The problem:
Give every line back verbatim, dropping all images.

Provided records:

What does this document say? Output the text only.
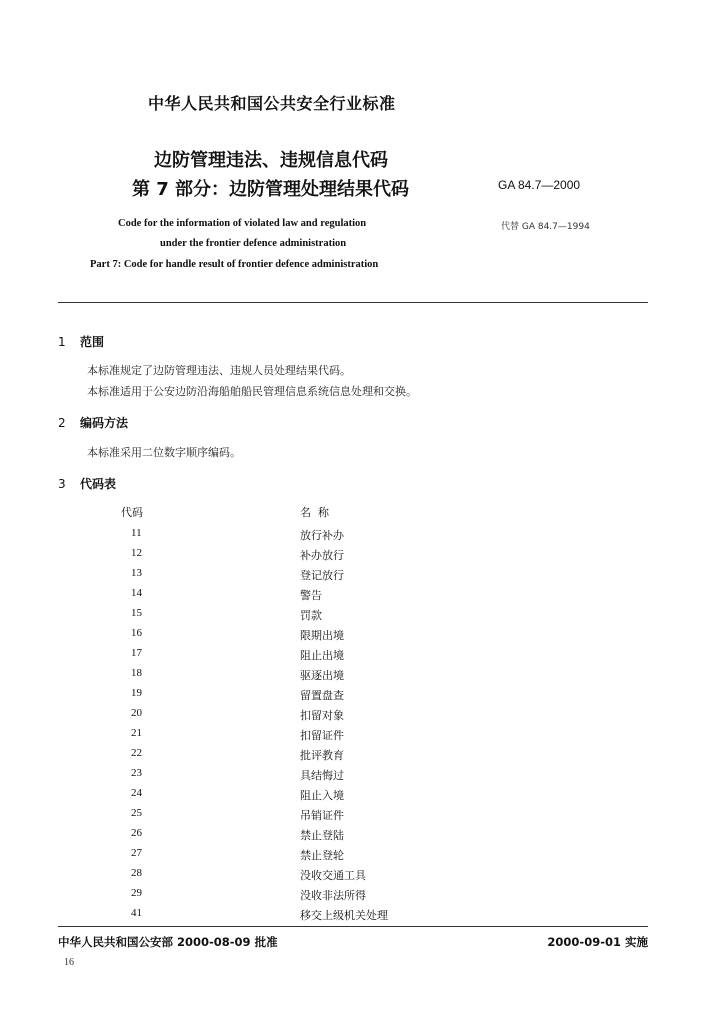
中华人民共和国公共安全行业标准
边防管理违法、违规信息代码
第 7 部分：边防管理处理结果代码	GA 84.7—2000
代替 GA 84.7—1994
Code for the information of violated law and regulation
under the frontier defence administration
Part 7: Code for handle result of frontier defence administration
1 范围
本标准规定了边防管理违法、违规人员处理结果代码。
本标准适用于公安边防沿海船舶船民管理信息系统信息处理和交换。
2 编码方法
本标准采用二位数字顺序编码。
3 代码表
代码	名  称
11	放行补办
12	补办放行
13	登记放行
14	警告
15	罚款
16	限期出境
17	阻止出境
18	驱逐出境
19	留置盘查
20	扣留对象
21	扣留证件
22	批评教育
23	具结悔过
24	阻止入境
25	吊销证件
26	禁止登陆
27	禁止登轮
28	没收交通工具
29	没收非法所得
41	移交上级机关处理
中华人民共和国公安部 2000-08-09 批准	2000-09-01 实施
16
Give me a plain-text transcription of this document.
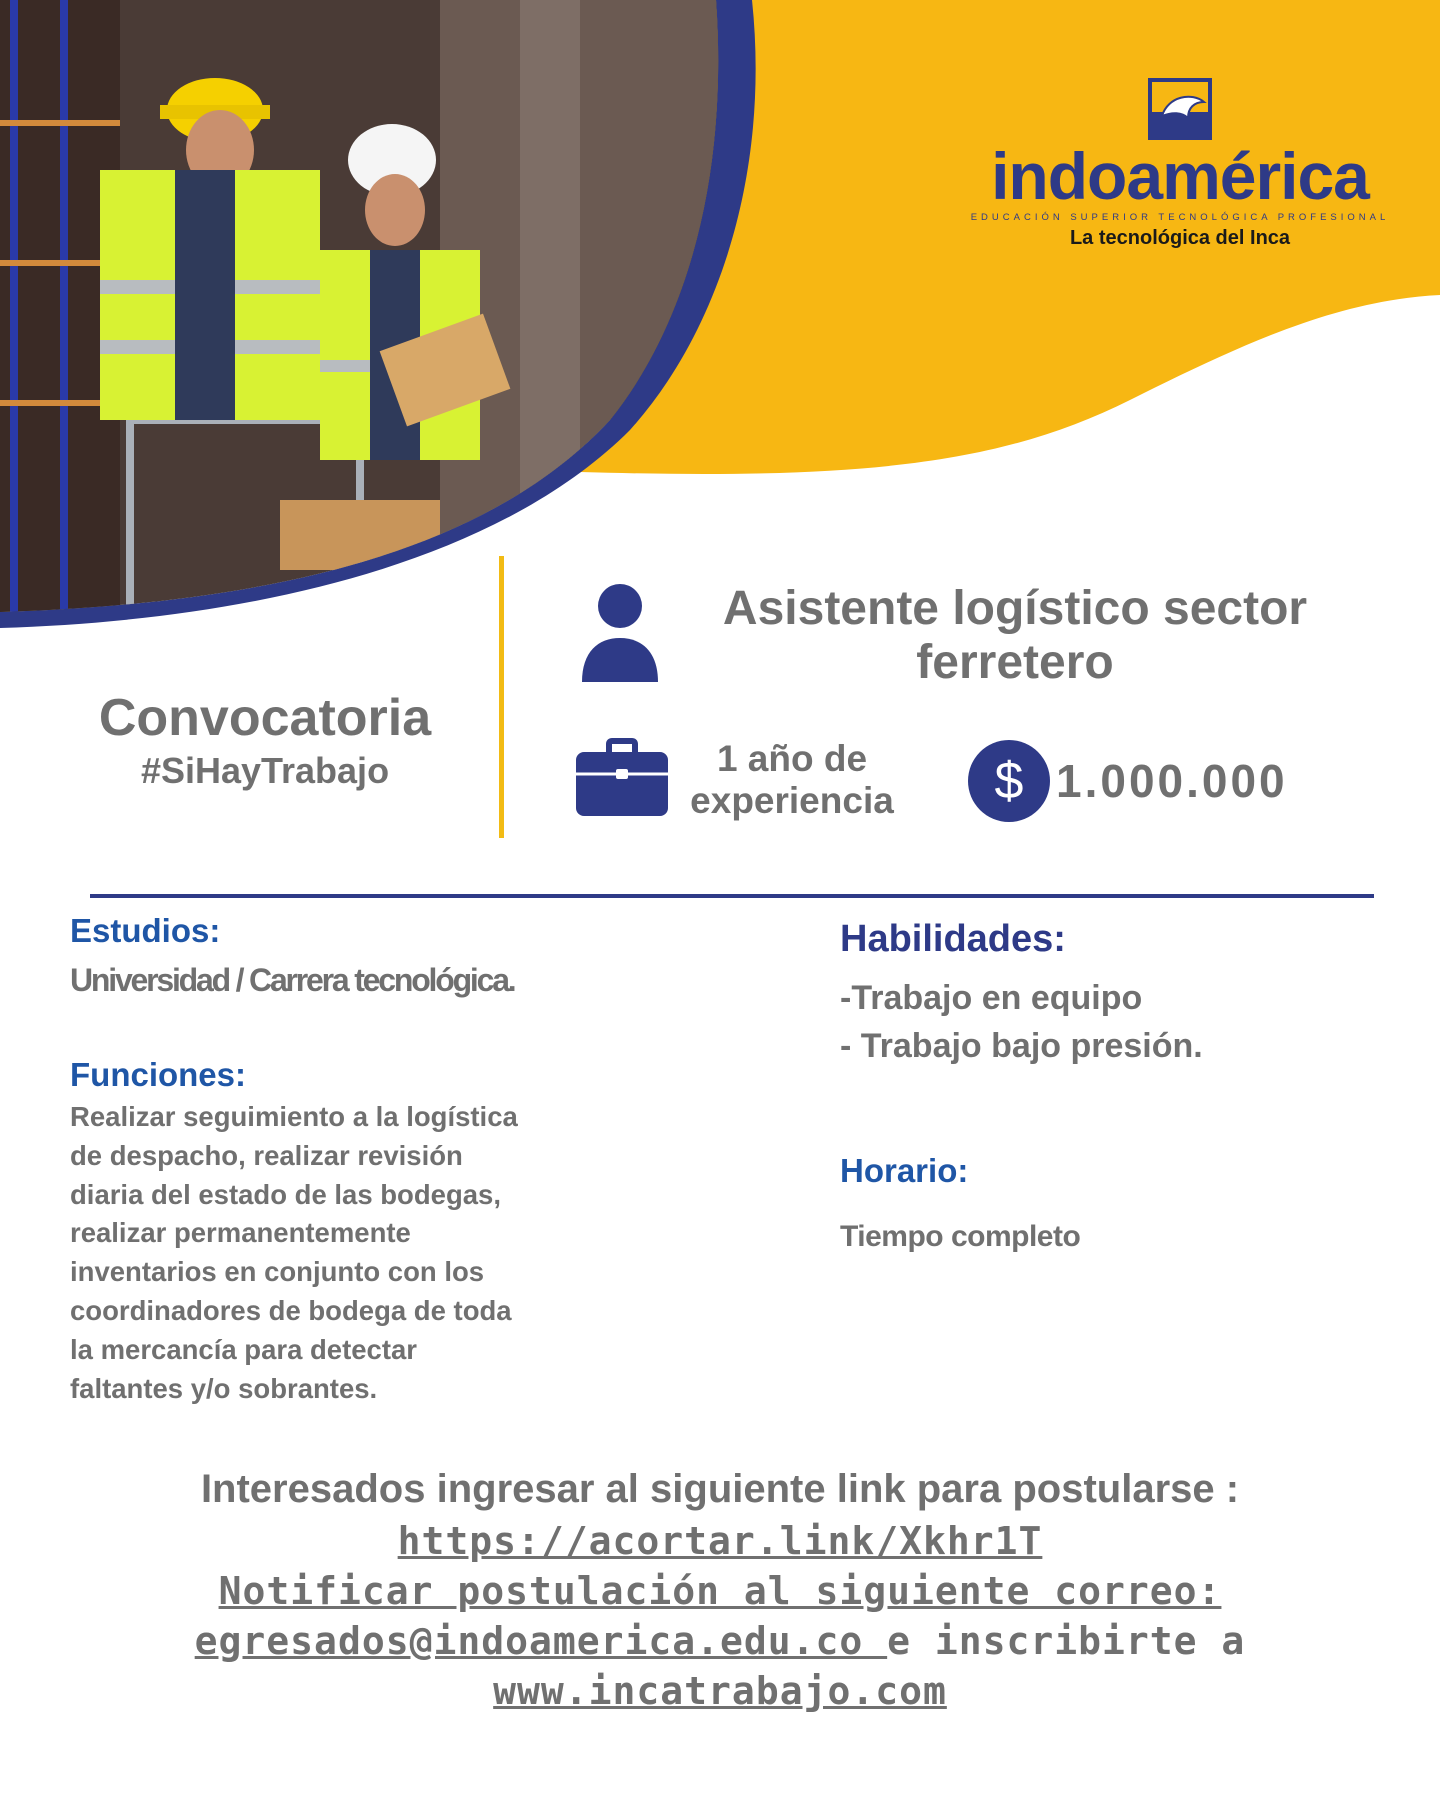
indoamérica
EDUCACIÓN SUPERIOR TECNOLÓGICA PROFESIONAL
La tecnológica del Inca
Convocatoria
#SiHayTrabajo
Asistente logístico sector ferretero
1 año de experiencia	$ 1.000.000
Estudios:
Universidad / Carrera tecnológica.
Funciones:
Realizar seguimiento a la logística
de despacho, realizar revisión
diaria del estado de las bodegas,
realizar permanentemente
inventarios en conjunto con los
coordinadores de bodega de toda
la mercancía para detectar
faltantes y/o sobrantes.
Habilidades:
-Trabajo en equipo
- Trabajo bajo presión.
Horario:
Tiempo completo
Interesados ingresar al siguiente link para postularse :
https://acortar.link/Xkhr1T
Notificar postulación al siguiente correo:
egresados@indoamerica.edu.co e inscribirte a
www.incatrabajo.com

Task result:
What does this document say? Output the text only.
中华人民共和国公共安全行业标准
边防管理违法、违规信息代码
第 7 部分：边防管理处理结果代码	GA 84.7—2000
代替 GA 84.7—1994
Code for the information of violated law and regulation
under the frontier defence administration
Part 7: Code for handle result of frontier defence administration
1 范围
本标准规定了边防管理违法、违规人员处理结果代码。
本标准适用于公安边防沿海船舶船民管理信息系统信息处理和交换。
2 编码方法
本标准采用二位数字顺序编码。
3 代码表
代码	名  称
11	放行补办
12	补办放行
13	登记放行
14	警告
15	罚款
16	限期出境
17	阻止出境
18	驱逐出境
19	留置盘查
20	扣留对象
21	扣留证件
22	批评教育
23	具结悔过
24	阻止入境
25	吊销证件
26	禁止登陆
27	禁止登轮
28	没收交通工具
29	没收非法所得
41	移交上级机关处理
中华人民共和国公安部 2000-08-09 批准	2000-09-01 实施
16
Give me a plain-text transcription of this document.
indoamérica
EDUCACIÓN SUPERIOR TECNOLÓGICA PROFESIONAL
La tecnológica del Inca
Convocatoria
#SiHayTrabajo
Asistente logístico sector ferretero
1 año de experiencia	$ 1.000.000
Estudios:
Universidad / Carrera tecnológica.
Funciones:
Realizar seguimiento a la logística
de despacho, realizar revisión
diaria del estado de las bodegas,
realizar permanentemente
inventarios en conjunto con los
coordinadores de bodega de toda
la mercancía para detectar
faltantes y/o sobrantes.
Habilidades:
-Trabajo en equipo
- Trabajo bajo presión.
Horario:
Tiempo completo
Interesados ingresar al siguiente link para postularse :
https://acortar.link/Xkhr1T
Notificar postulación al siguiente correo:
egresados@indoamerica.edu.co e inscribirte a
www.incatrabajo.com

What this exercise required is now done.